Records from a data collection

______________________________

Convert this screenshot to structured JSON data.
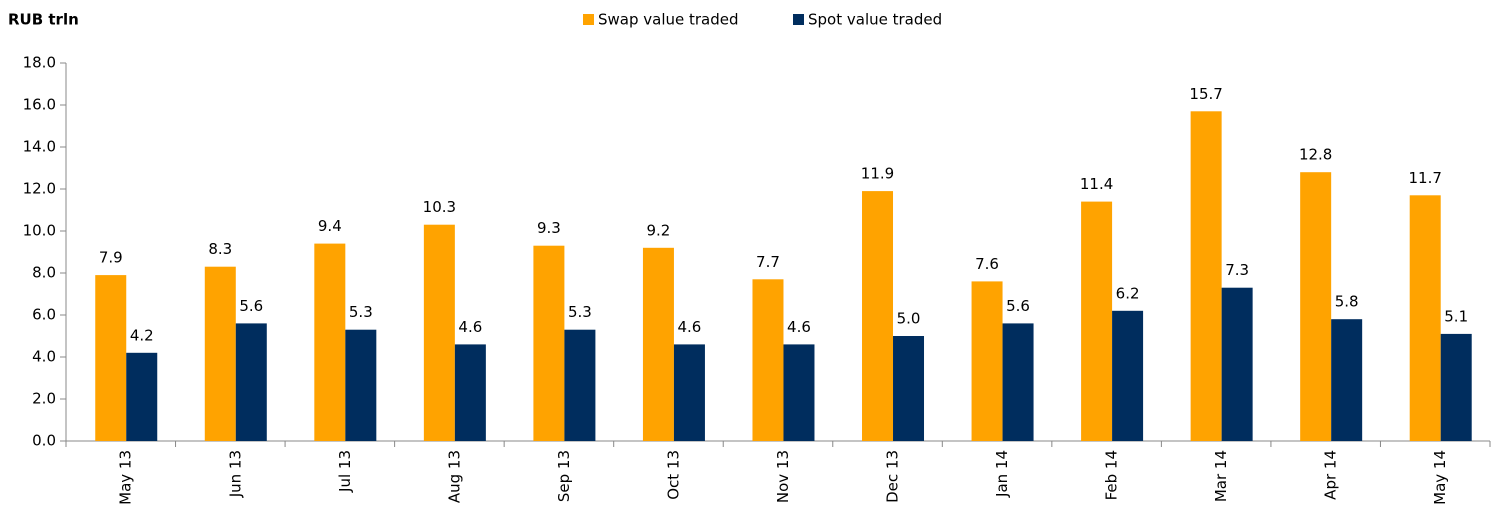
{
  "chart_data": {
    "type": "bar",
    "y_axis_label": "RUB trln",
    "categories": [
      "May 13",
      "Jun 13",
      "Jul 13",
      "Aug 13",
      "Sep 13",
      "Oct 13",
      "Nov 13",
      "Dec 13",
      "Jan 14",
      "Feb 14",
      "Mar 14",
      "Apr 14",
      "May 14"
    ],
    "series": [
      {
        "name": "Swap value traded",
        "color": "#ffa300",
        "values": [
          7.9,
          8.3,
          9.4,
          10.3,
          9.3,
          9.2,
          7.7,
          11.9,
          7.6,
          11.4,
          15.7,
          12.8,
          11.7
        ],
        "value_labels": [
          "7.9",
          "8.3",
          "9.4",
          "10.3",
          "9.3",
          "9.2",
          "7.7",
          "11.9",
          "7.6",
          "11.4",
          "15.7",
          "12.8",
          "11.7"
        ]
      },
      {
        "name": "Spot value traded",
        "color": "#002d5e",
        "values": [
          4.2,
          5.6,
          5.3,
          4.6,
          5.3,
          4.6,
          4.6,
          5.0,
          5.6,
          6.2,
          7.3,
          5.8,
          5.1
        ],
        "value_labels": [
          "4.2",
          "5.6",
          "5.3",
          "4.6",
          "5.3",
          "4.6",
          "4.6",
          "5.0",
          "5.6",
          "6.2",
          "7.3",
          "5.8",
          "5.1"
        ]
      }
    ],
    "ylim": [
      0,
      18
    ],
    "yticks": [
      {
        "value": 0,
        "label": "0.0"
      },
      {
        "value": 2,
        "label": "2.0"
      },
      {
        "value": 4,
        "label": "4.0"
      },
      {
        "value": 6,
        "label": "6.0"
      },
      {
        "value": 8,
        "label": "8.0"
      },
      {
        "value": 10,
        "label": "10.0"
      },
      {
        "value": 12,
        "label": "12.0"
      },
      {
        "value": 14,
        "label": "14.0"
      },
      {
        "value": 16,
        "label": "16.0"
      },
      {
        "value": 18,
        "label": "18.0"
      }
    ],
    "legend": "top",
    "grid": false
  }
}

______________________________

◆ **Task description**
All of the entries need to be transcribed word for word; pictures are left out.

◆ **Solution to this task**
Convert this screenshot to structured JSON data.
{
  "chart_data": {
    "type": "bar",
    "y_axis_label": "RUB trln",
    "categories": [
      "May 13",
      "Jun 13",
      "Jul 13",
      "Aug 13",
      "Sep 13",
      "Oct 13",
      "Nov 13",
      "Dec 13",
      "Jan 14",
      "Feb 14",
      "Mar 14",
      "Apr 14",
      "May 14"
    ],
    "series": [
      {
        "name": "Swap value traded",
        "color": "#ffa300",
        "values": [
          7.9,
          8.3,
          9.4,
          10.3,
          9.3,
          9.2,
          7.7,
          11.9,
          7.6,
          11.4,
          15.7,
          12.8,
          11.7
        ],
        "value_labels": [
          "7.9",
          "8.3",
          "9.4",
          "10.3",
          "9.3",
          "9.2",
          "7.7",
          "11.9",
          "7.6",
          "11.4",
          "15.7",
          "12.8",
          "11.7"
        ]
      },
      {
        "name": "Spot value traded",
        "color": "#002d5e",
        "values": [
          4.2,
          5.6,
          5.3,
          4.6,
          5.3,
          4.6,
          4.6,
          5.0,
          5.6,
          6.2,
          7.3,
          5.8,
          5.1
        ],
        "value_labels": [
          "4.2",
          "5.6",
          "5.3",
          "4.6",
          "5.3",
          "4.6",
          "4.6",
          "5.0",
          "5.6",
          "6.2",
          "7.3",
          "5.8",
          "5.1"
        ]
      }
    ],
    "ylim": [
      0,
      18
    ],
    "yticks": [
      {
        "value": 0,
        "label": "0.0"
      },
      {
        "value": 2,
        "label": "2.0"
      },
      {
        "value": 4,
        "label": "4.0"
      },
      {
        "value": 6,
        "label": "6.0"
      },
      {
        "value": 8,
        "label": "8.0"
      },
      {
        "value": 10,
        "label": "10.0"
      },
      {
        "value": 12,
        "label": "12.0"
      },
      {
        "value": 14,
        "label": "14.0"
      },
      {
        "value": 16,
        "label": "16.0"
      },
      {
        "value": 18,
        "label": "18.0"
      }
    ],
    "legend": "top",
    "grid": false
  }
}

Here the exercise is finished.